■ **Requirement**: Reproduce each record exactly.

═══

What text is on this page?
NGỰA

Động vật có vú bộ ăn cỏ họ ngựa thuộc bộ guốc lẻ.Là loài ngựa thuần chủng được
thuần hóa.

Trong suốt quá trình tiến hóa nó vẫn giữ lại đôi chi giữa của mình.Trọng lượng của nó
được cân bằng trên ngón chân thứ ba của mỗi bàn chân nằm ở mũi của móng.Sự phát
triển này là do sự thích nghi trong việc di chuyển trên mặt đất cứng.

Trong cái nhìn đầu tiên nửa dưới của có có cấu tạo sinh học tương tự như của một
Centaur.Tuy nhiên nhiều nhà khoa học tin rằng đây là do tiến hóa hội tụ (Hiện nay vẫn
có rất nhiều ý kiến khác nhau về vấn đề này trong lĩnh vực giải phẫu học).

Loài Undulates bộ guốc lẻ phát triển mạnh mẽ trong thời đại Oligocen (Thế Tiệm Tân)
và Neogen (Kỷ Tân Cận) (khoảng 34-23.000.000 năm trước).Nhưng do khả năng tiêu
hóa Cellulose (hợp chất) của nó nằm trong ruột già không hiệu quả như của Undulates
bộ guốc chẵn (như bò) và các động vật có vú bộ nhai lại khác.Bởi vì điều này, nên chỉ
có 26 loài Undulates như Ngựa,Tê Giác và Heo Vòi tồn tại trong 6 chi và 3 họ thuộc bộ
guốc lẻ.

═══

■ **Solution to this task**:
What text is on this page?
NGỰA

Động vật có vú bộ ăn cỏ họ ngựa thuộc bộ guốc lẻ.Là loài ngựa thuần chủng được
thuần hóa.

Trong suốt quá trình tiến hóa nó vẫn giữ lại đôi chi giữa của mình.Trọng lượng của nó
được cân bằng trên ngón chân thứ ba của mỗi bàn chân nằm ở mũi của móng.Sự phát
triển này là do sự thích nghi trong việc di chuyển trên mặt đất cứng.

Trong cái nhìn đầu tiên nửa dưới của có có cấu tạo sinh học tương tự như của một
Centaur.Tuy nhiên nhiều nhà khoa học tin rằng đây là do tiến hóa hội tụ (Hiện nay vẫn
có rất nhiều ý kiến khác nhau về vấn đề này trong lĩnh vực giải phẫu học).

Loài Undulates bộ guốc lẻ phát triển mạnh mẽ trong thời đại Oligocen (Thế Tiệm Tân)
và Neogen (Kỷ Tân Cận) (khoảng 34-23.000.000 năm trước).Nhưng do khả năng tiêu
hóa Cellulose (hợp chất) của nó nằm trong ruột già không hiệu quả như của Undulates
bộ guốc chẵn (như bò) và các động vật có vú bộ nhai lại khác.Bởi vì điều này, nên chỉ
có 26 loài Undulates như Ngựa,Tê Giác và Heo Vòi tồn tại trong 6 chi và 3 họ thuộc bộ
guốc lẻ.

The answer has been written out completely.